→ REQUIREMENT
Provide only the number of lines in the data below that contain the word "separate".
-- begin --
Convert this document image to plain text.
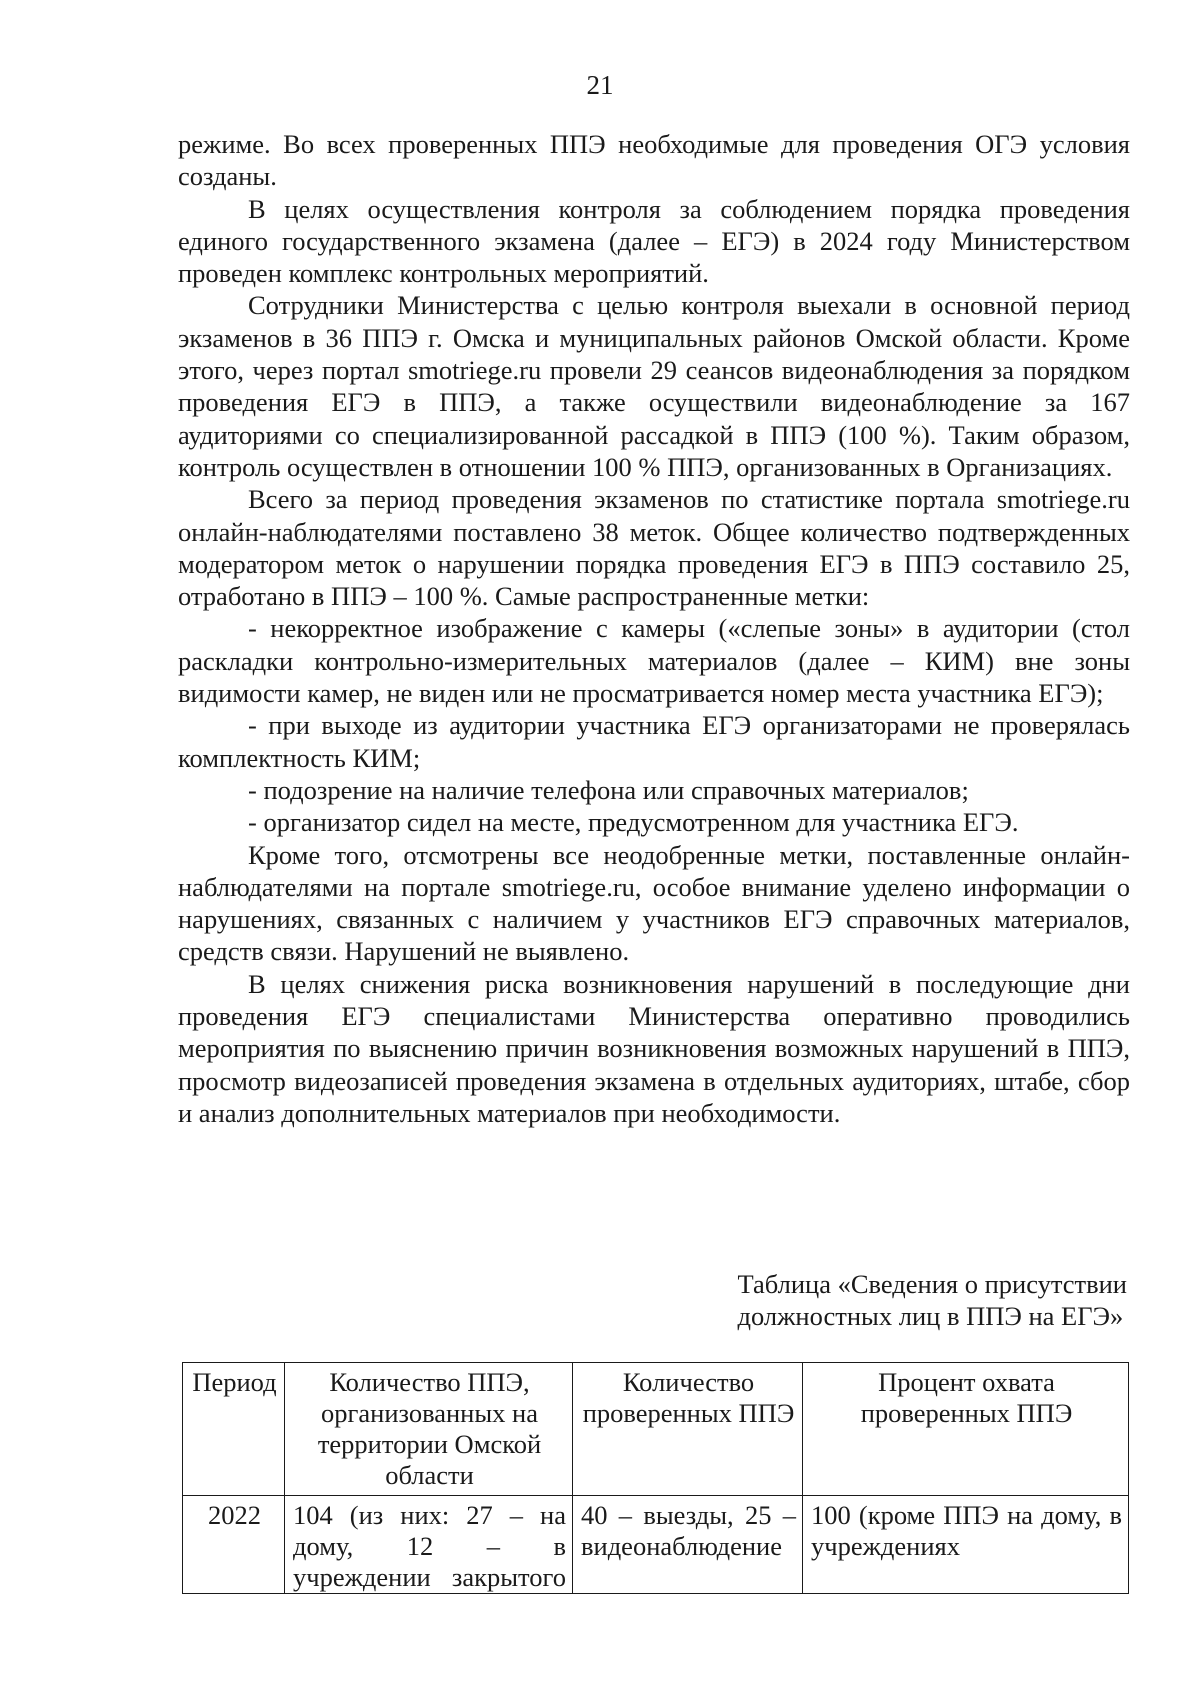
21

режиме. Во всех проверенных ППЭ необходимые для проведения ОГЭ условия созданы.

В целях осуществления контроля за соблюдением порядка проведения единого государственного экзамена (далее – ЕГЭ) в 2024 году Министерством проведен комплекс контрольных мероприятий.

Сотрудники Министерства с целью контроля выехали в основной период экзаменов в 36 ППЭ г. Омска и муниципальных районов Омской области. Кроме этого, через портал smotriege.ru провели 29 сеансов видеонаблюдения за порядком проведения ЕГЭ в ППЭ, а также осуществили видеонаблюдение за 167 аудиториями со специализированной рассадкой в ППЭ (100 %). Таким образом, контроль осуществлен в отношении 100 % ППЭ, организованных в Организациях.

Всего за период проведения экзаменов по статистике портала smotriege.ru онлайн-наблюдателями поставлено 38 меток. Общее количество подтвержденных модератором меток о нарушении порядка проведения ЕГЭ в ППЭ составило 25, отработано в ППЭ – 100 %. Самые распространенные метки:

- некорректное изображение с камеры («слепые зоны» в аудитории (стол раскладки контрольно-измерительных материалов (далее – КИМ) вне зоны видимости камер, не виден или не просматривается номер места участника ЕГЭ);

- при выходе из аудитории участника ЕГЭ организаторами не проверялась комплектность КИМ;

- подозрение на наличие телефона или справочных материалов;

- организатор сидел на месте, предусмотренном для участника ЕГЭ.

Кроме того, отсмотрены все неодобренные метки, поставленные онлайн-наблюдателями на портале smotriege.ru, особое внимание уделено информации о нарушениях, связанных с наличием у участников ЕГЭ справочных материалов, средств связи. Нарушений не выявлено.

В целях снижения риска возникновения нарушений в последующие дни проведения ЕГЭ специалистами Министерства оперативно проводились мероприятия по выяснению причин возникновения возможных нарушений в ППЭ, просмотр видеозаписей проведения экзамена в отдельных аудиториях, штабе, сбор и анализ дополнительных материалов при необходимости.

Таблица «Сведения о присутствии
должностных лиц в ППЭ на ЕГЭ»
Период	Количество ППЭ, организованных на территории Омской области	Количество проверенных ППЭ	Процент охвата проверенных ППЭ
2022	104 (из них: 27 – на дому, 12 – в учреждении закрытого	40 – выезды, 25 – видеонаблюдение	100 (кроме ППЭ на дому, в учреждениях
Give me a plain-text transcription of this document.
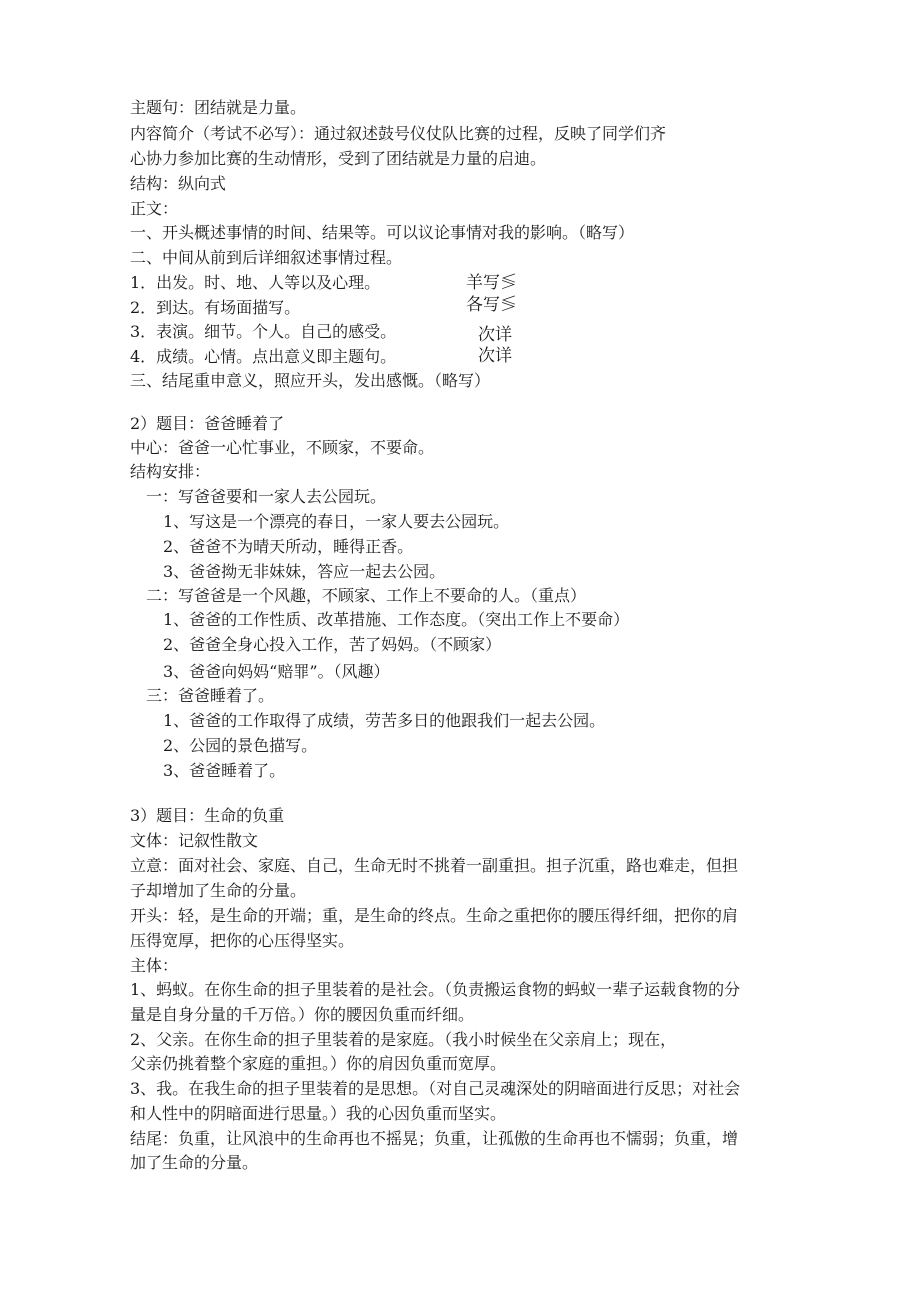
主题句：团结就是力量。
内容简介（考试不必写）：通过叙述鼓号仪仗队比赛的过程，反映了同学们齐
心协力参加比赛的生动情形，受到了团结就是力量的启迪。
结构：纵向式
正文：
一、开头概述事情的时间、结果等。可以议论事情对我的影响。（略写）
二、中间从前到后详细叙述事情过程。
1．出发。时、地、人等以及心理。
2．到达。有场面描写。
3．表演。细节。个人。自己的感受。
4．成绩。心情。点出意义即主题句。
羊写≶
各写≶
次详
次详
三、结尾重申意义，照应开头，发出感慨。（略写）
2）题目：爸爸睡着了
中心：爸爸一心忙事业，不顾家，不要命。
结构安排：
一：写爸爸要和一家人去公园玩。
1、写这是一个漂亮的春日，一家人要去公园玩。
2、爸爸不为晴天所动，睡得正香。
3、爸爸拗无非妹妹，答应一起去公园。
二：写爸爸是一个风趣，不顾家、工作上不要命的人。（重点）
1、爸爸的工作性质、改革措施、工作态度。（突出工作上不要命）
2、爸爸全身心投入工作，苦了妈妈。（不顾家）
3、爸爸向妈妈“赔罪”。（风趣）
三：爸爸睡着了。
1、爸爸的工作取得了成绩，劳苦多日的他跟我们一起去公园。
2、公园的景色描写。
3、爸爸睡着了。
3）题目：生命的负重
文体：记叙性散文
立意：面对社会、家庭、自己，生命无时不挑着一副重担。担子沉重，路也难走，但担
子却增加了生命的分量。
开头：轻，是生命的开端；重，是生命的终点。生命之重把你的腰压得纤细，把你的肩
压得宽厚，把你的心压得坚实。
主体：
1、蚂蚁。在你生命的担子里装着的是社会。（负责搬运食物的蚂蚁一辈子运载食物的分
量是自身分量的千万倍。）你的腰因负重而纤细。
2、父亲。在你生命的担子里装着的是家庭。（我小时候坐在父亲肩上；现在，
父亲仍挑着整个家庭的重担。）你的肩因负重而宽厚。
3、我。在我生命的担子里装着的是思想。（对自己灵魂深处的阴暗面进行反思；对社会
和人性中的阴暗面进行思量。）我的心因负重而坚实。
结尾：负重，让风浪中的生命再也不摇晃；负重，让孤傲的生命再也不懦弱；负重，增
加了生命的分量。
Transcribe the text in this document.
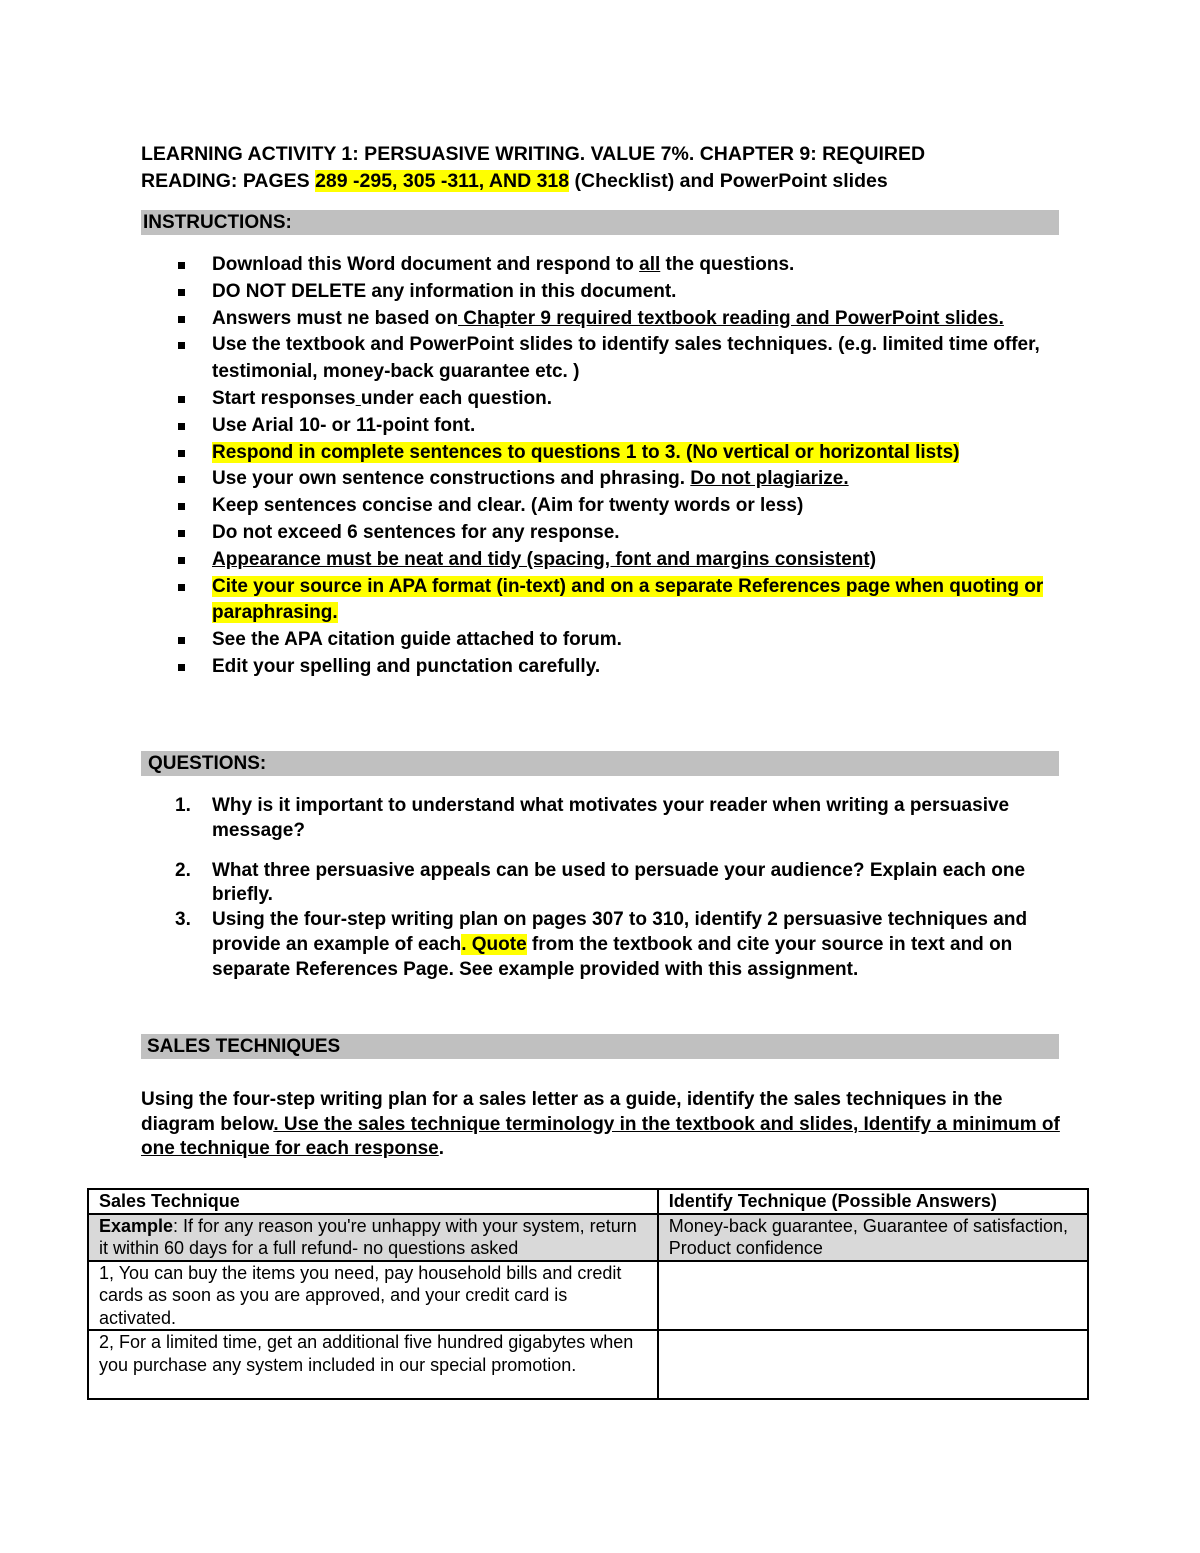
LEARNING ACTIVITY 1: PERSUASIVE WRITING. VALUE 7%. CHAPTER 9: REQUIRED
READING: PAGES 289 -295, 305 -311, AND 318 (Checklist) and PowerPoint slides
INSTRUCTIONS:
Download this Word document and respond to all the questions.
DO NOT DELETE any information in this document.
Answers must ne based on Chapter 9 required textbook reading and PowerPoint slides.
Use the textbook and PowerPoint slides to identify sales techniques. (e.g. limited time offer, testimonial, money-back guarantee etc. )
Start responses under each question.
Use Arial 10- or 11-point font.
Respond in complete sentences to questions 1 to 3. (No vertical or horizontal lists)
Use your own sentence constructions and phrasing. Do not plagiarize.
Keep sentences concise and clear. (Aim for twenty words or less)
Do not exceed 6 sentences for any response.
Appearance must be neat and tidy (spacing, font and margins consistent)
Cite your source in APA format (in-text) and on a separate References page when quoting or paraphrasing.
See the APA citation guide attached to forum.
Edit your spelling and punctation carefully.
QUESTIONS:
1. Why is it important to understand what motivates your reader when writing a persuasive message?
2. What three persuasive appeals can be used to persuade your audience? Explain each one briefly.
3. Using the four-step writing plan on pages 307 to 310, identify 2 persuasive techniques and provide an example of each. Quote from the textbook and cite your source in text and on separate References Page. See example provided with this assignment.
SALES TECHNIQUES
Using the four-step writing plan for a sales letter as a guide, identify the sales techniques in the diagram below. Use the sales technique terminology in the textbook and slides, Identify a minimum of one technique for each response.
Sales Technique	Identify Technique (Possible Answers)
Example: If for any reason you're unhappy with your system, return it within 60 days for a full refund- no questions asked	Money-back guarantee, Guarantee of satisfaction, Product confidence
1, You can buy the items you need, pay household bills and credit cards as soon as you are approved, and your credit card is activated.	
2, For a limited time, get an additional five hundred gigabytes when you purchase any system included in our special promotion.	
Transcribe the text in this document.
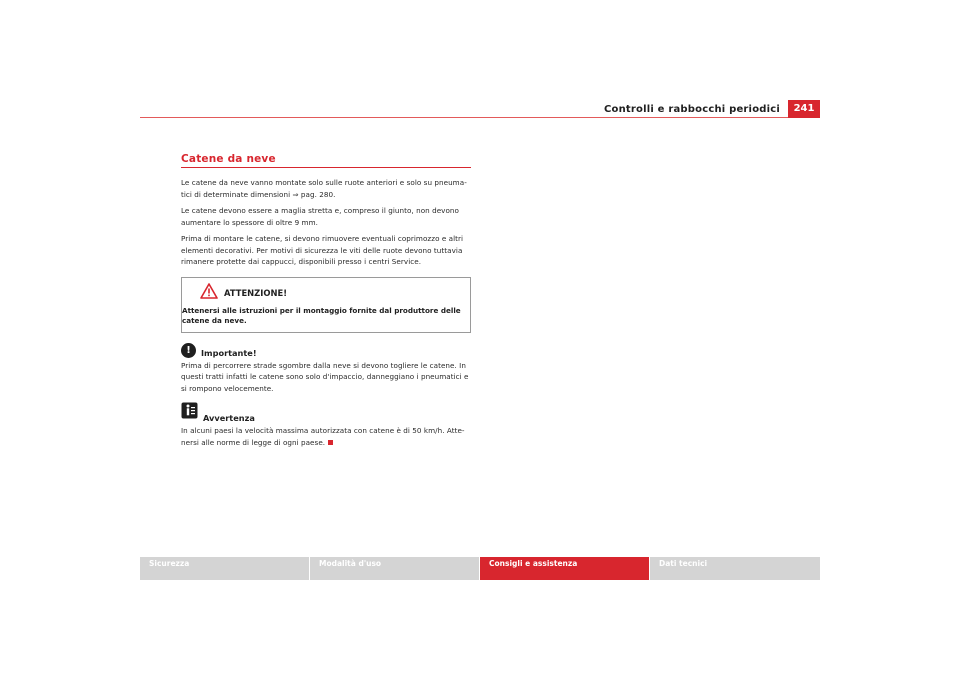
Controlli e rabbocchi periodici	241
Catene da neve

Le catene da neve vanno montate solo sulle ruote anteriori e solo su pneuma-tici di determinate dimensioni ⇒ pag. 280.

Le catene devono essere a maglia stretta e, compreso il giunto, non devono aumentare lo spessore di oltre 9 mm.

Prima di montare le catene, si devono rimuovere eventuali coprimozzo e altri elementi decorativi. Per motivi di sicurezza le viti delle ruote devono tuttavia rimanere protette dai cappucci, disponibili presso i centri Service.

ATTENZIONE!

Attenersi alle istruzioni per il montaggio fornite dal produttore delle catene da neve.

!	Importante!

Prima di percorrere strade sgombre dalla neve si devono togliere le catene. In questi tratti infatti le catene sono solo d'impaccio, danneggiano i pneumatici e si rompono velocemente.

Avvertenza

In alcuni paesi la velocità massima autorizzata con catene è di 50 km/h. Atte-nersi alle norme di legge di ogni paese.

Sicurezza	Modalità d'uso	Consigli e assistenza	Dati tecnici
-- end --
→ REPLY
2